**Provided material:**
:::::
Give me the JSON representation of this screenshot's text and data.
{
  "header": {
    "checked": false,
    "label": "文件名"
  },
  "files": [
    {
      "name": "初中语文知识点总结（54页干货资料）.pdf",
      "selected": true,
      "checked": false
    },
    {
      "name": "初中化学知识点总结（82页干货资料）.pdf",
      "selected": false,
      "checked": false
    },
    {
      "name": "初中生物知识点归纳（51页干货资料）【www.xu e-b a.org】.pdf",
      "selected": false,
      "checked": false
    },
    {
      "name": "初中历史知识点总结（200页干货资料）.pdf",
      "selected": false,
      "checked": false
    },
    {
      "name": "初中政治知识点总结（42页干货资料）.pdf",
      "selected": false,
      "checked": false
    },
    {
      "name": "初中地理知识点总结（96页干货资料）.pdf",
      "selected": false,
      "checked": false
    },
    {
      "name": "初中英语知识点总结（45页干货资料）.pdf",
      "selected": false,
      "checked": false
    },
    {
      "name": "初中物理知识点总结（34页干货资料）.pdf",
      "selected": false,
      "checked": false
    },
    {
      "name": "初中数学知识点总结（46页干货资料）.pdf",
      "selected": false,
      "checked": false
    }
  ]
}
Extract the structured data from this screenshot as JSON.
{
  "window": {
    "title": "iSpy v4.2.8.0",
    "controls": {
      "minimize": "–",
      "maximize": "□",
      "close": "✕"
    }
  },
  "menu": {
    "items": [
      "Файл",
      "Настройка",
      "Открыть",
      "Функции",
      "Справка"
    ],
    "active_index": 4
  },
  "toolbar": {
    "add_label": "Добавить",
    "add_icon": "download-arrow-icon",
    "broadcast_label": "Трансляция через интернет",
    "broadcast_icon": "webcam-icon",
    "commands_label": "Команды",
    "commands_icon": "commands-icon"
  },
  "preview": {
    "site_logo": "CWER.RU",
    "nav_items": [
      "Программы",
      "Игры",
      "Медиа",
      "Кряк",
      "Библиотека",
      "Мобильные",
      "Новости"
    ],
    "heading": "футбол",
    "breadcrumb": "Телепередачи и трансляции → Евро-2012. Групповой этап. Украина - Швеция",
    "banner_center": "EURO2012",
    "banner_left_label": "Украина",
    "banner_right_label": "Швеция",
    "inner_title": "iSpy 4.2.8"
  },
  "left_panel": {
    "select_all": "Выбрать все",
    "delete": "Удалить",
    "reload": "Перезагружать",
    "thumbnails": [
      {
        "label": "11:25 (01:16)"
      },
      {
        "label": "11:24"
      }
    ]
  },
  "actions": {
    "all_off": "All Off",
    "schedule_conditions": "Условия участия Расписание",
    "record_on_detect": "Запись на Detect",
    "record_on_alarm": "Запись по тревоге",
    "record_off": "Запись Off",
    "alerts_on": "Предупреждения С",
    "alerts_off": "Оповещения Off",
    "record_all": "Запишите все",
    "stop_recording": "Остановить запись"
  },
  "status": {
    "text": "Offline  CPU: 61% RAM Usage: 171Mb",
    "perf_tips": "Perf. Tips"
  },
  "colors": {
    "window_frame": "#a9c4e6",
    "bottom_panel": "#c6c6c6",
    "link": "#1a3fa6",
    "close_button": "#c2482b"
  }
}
:::::
**Exercise aim:** Copy all of the data exactly.

**Solution to this problem:**
Give me the JSON representation of this screenshot's text and data.
{
  "header": {
    "checked": false,
    "label": "文件名"
  },
  "files": [
    {
      "name": "初中语文知识点总结（54页干货资料）.pdf",
      "selected": true,
      "checked": false
    },
    {
      "name": "初中化学知识点总结（82页干货资料）.pdf",
      "selected": false,
      "checked": false
    },
    {
      "name": "初中生物知识点归纳（51页干货资料）【www.xu e-b a.org】.pdf",
      "selected": false,
      "checked": false
    },
    {
      "name": "初中历史知识点总结（200页干货资料）.pdf",
      "selected": false,
      "checked": false
    },
    {
      "name": "初中政治知识点总结（42页干货资料）.pdf",
      "selected": false,
      "checked": false
    },
    {
      "name": "初中地理知识点总结（96页干货资料）.pdf",
      "selected": false,
      "checked": false
    },
    {
      "name": "初中英语知识点总结（45页干货资料）.pdf",
      "selected": false,
      "checked": false
    },
    {
      "name": "初中物理知识点总结（34页干货资料）.pdf",
      "selected": false,
      "checked": false
    },
    {
      "name": "初中数学知识点总结（46页干货资料）.pdf",
      "selected": false,
      "checked": false
    }
  ]
}
Extract the structured data from this screenshot as JSON.
{
  "window": {
    "title": "iSpy v4.2.8.0",
    "controls": {
      "minimize": "–",
      "maximize": "□",
      "close": "✕"
    }
  },
  "menu": {
    "items": [
      "Файл",
      "Настройка",
      "Открыть",
      "Функции",
      "Справка"
    ],
    "active_index": 4
  },
  "toolbar": {
    "add_label": "Добавить",
    "add_icon": "download-arrow-icon",
    "broadcast_label": "Трансляция через интернет",
    "broadcast_icon": "webcam-icon",
    "commands_label": "Команды",
    "commands_icon": "commands-icon"
  },
  "preview": {
    "site_logo": "CWER.RU",
    "nav_items": [
      "Программы",
      "Игры",
      "Медиа",
      "Кряк",
      "Библиотека",
      "Мобильные",
      "Новости"
    ],
    "heading": "футбол",
    "breadcrumb": "Телепередачи и трансляции → Евро-2012. Групповой этап. Украина - Швеция",
    "banner_center": "EURO2012",
    "banner_left_label": "Украина",
    "banner_right_label": "Швеция",
    "inner_title": "iSpy 4.2.8"
  },
  "left_panel": {
    "select_all": "Выбрать все",
    "delete": "Удалить",
    "reload": "Перезагружать",
    "thumbnails": [
      {
        "label": "11:25 (01:16)"
      },
      {
        "label": "11:24"
      }
    ]
  },
  "actions": {
    "all_off": "All Off",
    "schedule_conditions": "Условия участия Расписание",
    "record_on_detect": "Запись на Detect",
    "record_on_alarm": "Запись по тревоге",
    "record_off": "Запись Off",
    "alerts_on": "Предупреждения С",
    "alerts_off": "Оповещения Off",
    "record_all": "Запишите все",
    "stop_recording": "Остановить запись"
  },
  "status": {
    "text": "Offline  CPU: 61% RAM Usage: 171Mb",
    "perf_tips": "Perf. Tips"
  },
  "colors": {
    "window_frame": "#a9c4e6",
    "bottom_panel": "#c6c6c6",
    "link": "#1a3fa6",
    "close_button": "#c2482b"
  }
}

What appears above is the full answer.